====== Fragmento del documento

PEDORRO/A

Ventilar un pedo es, aunque pocos lo admitan, un arte ancestral de equilibrio entre la necesidad biológica y la dignidad social. Hay quienes lo tratan como una operación de inteligencia: calculan ángulos, presiones y corrientes de aire, ejecutando el ‘sigiloso estratégico’ con la precisión de un francotirador. Otros prefieren el ‘modo ventilador’, confiando en un giro de cadera que disperse la evidencia antes de que la conciencia —o el olfato ajeno— la detecte. En la oficina abunda el ‘pedito diplomático’, liberado entre el chirrido de la silla y un tosido casual, mientras los más creativos optan por el ‘culposo’, que siempre encuentra en el perro un perfecto chivo expiatorio.

Pero no faltan los valientes: los que hacen del gas una declaración de principios, el ‘artístico’ que se libera con orgullo y melodía, dejando su huella olfativa como si fuera firma de autor. Y cuando la situación se pone crítica, entra en escena el ‘camuflaje táctico’: una combinación de paso disuasorio, mirada inocente y cambio repentino de conversación. Porque ventilar un pedo sin ser descubierto exige cálculo, descaro y fe en el azar.

============
====== Sección de datos

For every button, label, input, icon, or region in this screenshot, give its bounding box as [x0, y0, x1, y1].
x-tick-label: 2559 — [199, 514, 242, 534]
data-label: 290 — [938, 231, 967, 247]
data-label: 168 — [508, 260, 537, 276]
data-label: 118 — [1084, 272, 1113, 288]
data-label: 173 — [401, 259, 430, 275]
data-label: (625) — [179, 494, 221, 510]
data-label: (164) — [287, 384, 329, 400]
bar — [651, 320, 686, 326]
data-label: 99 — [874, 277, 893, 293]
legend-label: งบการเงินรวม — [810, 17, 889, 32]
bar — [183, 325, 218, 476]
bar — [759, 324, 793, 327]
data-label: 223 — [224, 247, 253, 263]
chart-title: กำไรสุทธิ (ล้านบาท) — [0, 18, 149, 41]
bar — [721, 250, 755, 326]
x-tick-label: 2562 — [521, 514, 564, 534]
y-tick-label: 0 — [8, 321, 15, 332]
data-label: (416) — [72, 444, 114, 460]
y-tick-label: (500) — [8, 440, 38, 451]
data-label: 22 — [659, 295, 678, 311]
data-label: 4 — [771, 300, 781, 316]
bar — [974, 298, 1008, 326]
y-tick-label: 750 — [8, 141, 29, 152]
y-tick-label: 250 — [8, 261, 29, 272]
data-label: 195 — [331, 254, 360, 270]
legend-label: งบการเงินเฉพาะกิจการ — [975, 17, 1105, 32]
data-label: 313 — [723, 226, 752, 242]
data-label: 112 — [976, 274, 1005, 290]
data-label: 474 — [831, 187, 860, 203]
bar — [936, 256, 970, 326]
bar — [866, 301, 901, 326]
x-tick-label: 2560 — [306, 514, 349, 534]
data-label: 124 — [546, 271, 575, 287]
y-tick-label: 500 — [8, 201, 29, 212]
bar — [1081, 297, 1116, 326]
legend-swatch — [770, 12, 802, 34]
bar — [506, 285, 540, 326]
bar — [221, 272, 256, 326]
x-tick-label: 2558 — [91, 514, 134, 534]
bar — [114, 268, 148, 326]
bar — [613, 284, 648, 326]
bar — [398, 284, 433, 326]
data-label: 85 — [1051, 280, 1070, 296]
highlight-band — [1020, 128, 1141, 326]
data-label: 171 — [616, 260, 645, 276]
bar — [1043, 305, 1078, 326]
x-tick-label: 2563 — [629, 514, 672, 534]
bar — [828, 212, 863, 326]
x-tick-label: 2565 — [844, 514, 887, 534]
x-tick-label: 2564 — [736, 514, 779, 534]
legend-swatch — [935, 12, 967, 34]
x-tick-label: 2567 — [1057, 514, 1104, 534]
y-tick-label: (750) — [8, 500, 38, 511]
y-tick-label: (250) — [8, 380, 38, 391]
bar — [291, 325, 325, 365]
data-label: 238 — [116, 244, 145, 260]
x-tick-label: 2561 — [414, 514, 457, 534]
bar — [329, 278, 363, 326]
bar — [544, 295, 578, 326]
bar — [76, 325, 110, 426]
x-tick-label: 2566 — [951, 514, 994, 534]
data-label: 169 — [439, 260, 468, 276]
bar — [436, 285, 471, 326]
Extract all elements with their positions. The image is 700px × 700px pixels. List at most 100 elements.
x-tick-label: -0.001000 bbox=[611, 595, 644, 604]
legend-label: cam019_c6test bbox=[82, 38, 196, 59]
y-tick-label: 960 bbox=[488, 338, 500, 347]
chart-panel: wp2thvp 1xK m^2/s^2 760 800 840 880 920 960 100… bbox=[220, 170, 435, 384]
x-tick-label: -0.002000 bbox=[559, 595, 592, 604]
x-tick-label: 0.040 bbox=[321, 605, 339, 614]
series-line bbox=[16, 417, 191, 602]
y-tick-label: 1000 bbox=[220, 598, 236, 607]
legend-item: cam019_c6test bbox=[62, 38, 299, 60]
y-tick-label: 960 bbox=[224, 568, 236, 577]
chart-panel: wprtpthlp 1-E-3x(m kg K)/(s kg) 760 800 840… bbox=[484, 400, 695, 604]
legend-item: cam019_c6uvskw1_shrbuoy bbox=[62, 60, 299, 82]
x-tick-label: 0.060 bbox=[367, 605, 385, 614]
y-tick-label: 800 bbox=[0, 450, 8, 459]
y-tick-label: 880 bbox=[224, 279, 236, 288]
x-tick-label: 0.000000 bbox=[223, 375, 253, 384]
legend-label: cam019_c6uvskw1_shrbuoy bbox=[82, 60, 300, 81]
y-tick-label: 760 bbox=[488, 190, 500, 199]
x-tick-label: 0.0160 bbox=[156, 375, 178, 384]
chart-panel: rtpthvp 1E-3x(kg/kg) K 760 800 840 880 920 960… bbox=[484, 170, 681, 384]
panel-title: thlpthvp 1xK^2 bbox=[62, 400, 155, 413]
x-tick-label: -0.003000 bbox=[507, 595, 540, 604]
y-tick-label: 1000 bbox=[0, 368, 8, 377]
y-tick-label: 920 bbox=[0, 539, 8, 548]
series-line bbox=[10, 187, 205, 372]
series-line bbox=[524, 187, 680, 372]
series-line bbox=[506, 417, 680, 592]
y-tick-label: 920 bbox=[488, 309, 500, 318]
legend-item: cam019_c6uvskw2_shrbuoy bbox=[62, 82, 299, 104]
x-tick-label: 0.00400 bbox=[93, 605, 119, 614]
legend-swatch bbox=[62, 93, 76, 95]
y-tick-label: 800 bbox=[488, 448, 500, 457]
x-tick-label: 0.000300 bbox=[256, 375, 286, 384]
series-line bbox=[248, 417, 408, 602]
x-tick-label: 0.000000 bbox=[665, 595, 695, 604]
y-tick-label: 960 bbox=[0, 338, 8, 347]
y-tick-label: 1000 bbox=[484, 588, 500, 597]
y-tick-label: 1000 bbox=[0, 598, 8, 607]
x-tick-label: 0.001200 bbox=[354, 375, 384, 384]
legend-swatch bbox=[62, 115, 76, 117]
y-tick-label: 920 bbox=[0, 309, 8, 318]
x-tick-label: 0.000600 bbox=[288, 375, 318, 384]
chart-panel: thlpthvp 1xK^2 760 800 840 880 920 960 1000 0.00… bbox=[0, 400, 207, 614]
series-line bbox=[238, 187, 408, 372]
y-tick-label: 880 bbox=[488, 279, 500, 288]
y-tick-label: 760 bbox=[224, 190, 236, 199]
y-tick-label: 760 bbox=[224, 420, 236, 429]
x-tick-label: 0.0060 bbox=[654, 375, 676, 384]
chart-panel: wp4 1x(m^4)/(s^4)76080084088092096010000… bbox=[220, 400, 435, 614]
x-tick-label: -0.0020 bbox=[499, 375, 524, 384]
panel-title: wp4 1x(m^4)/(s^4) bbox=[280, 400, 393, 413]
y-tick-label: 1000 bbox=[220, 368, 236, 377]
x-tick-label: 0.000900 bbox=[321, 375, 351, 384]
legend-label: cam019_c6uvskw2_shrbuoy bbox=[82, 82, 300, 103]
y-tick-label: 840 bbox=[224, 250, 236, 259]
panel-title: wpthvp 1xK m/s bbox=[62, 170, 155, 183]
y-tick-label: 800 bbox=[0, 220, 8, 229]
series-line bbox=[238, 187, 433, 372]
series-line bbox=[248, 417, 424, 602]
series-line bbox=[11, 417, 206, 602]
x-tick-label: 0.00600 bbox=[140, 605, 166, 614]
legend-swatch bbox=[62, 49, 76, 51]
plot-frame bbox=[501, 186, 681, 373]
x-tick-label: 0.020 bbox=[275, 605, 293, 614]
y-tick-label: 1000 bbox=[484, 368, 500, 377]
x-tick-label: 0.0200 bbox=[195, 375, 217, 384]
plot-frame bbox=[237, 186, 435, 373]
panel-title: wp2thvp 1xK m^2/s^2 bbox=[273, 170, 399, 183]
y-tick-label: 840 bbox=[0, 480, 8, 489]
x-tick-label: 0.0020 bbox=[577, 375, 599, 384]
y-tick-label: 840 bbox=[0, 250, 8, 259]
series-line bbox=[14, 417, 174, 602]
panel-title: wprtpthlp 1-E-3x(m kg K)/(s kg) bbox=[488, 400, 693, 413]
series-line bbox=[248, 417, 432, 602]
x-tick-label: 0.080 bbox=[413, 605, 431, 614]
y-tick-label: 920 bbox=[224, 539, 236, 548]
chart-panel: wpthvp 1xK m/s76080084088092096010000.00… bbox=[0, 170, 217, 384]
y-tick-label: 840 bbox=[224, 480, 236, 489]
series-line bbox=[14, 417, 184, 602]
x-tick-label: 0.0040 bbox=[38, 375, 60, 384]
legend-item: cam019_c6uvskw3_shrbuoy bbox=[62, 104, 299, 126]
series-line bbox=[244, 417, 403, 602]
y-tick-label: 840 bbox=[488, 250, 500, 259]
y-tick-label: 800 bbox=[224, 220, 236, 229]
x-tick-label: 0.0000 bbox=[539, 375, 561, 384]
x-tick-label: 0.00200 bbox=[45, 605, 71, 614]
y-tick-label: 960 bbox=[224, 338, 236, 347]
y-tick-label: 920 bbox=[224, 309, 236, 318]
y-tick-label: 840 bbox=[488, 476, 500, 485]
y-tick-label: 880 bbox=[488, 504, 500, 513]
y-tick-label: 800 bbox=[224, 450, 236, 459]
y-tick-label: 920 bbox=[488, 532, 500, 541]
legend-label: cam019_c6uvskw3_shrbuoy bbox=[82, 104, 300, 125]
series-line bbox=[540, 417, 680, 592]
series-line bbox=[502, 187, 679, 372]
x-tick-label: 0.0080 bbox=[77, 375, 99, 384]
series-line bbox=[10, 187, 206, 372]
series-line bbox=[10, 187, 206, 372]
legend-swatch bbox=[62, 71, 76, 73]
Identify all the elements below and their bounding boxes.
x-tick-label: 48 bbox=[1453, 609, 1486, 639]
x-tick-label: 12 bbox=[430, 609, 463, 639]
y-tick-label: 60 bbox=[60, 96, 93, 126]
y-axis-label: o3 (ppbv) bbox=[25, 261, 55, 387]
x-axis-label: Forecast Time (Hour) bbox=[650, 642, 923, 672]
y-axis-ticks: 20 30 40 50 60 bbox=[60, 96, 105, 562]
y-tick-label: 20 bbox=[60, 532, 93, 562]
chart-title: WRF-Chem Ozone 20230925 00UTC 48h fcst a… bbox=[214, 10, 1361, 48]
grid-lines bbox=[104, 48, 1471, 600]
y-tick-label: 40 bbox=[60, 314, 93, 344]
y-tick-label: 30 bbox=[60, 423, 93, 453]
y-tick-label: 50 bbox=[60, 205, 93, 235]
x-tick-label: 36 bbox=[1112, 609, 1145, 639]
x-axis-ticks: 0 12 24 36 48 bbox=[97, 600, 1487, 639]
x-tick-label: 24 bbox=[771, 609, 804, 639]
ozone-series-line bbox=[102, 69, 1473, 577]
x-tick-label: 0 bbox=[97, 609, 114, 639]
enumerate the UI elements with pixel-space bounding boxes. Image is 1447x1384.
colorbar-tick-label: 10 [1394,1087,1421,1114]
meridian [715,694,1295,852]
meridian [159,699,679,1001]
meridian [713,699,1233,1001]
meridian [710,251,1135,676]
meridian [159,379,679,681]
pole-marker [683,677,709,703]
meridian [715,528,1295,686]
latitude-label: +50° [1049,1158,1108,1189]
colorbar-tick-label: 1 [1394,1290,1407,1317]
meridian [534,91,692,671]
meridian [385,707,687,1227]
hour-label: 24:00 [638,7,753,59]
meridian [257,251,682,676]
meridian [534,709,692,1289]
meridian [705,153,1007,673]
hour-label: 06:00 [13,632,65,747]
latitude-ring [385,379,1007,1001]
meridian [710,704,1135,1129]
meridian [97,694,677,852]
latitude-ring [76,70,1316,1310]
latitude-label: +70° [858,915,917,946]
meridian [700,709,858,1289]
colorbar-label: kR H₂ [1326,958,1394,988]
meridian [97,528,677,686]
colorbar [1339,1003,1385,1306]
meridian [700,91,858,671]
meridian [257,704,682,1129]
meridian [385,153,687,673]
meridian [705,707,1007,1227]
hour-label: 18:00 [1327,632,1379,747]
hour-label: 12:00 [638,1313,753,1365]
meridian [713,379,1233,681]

============

_Objetivo del ejercicio_. ¿Puedes transcribir íntegro el fragmento sobre el arte de ventilar un pedo, sin cambiar nada? Los datos no hacen falta en absoluto.

_Tu respuesta_.
PEDORRO/A

Ventilar un pedo es, aunque pocos lo admitan, un arte ancestral de equilibrio entre la necesidad biológica y la dignidad social. Hay quienes lo tratan como una operación de inteligencia: calculan ángulos, presiones y corrientes de aire, ejecutando el ‘sigiloso estratégico’ con la precisión de un francotirador. Otros prefieren el ‘modo ventilador’, confiando en un giro de cadera que disperse la evidencia antes de que la conciencia —o el olfato ajeno— la detecte. En la oficina abunda el ‘pedito diplomático’, liberado entre el chirrido de la silla y un tosido casual, mientras los más creativos optan por el ‘culposo’, que siempre encuentra en el perro un perfecto chivo expiatorio.

Pero no faltan los valientes: los que hacen del gas una declaración de principios, el ‘artístico’ que se libera con orgullo y melodía, dejando su huella olfativa como si fuera firma de autor. Y cuando la situación se pone crítica, entra en escena el ‘camuflaje táctico’: una combinación de paso disuasorio, mirada inocente y cambio repentino de conversación. Porque ventilar un pedo sin ser descubierto exige cálculo, descaro y fe en el azar.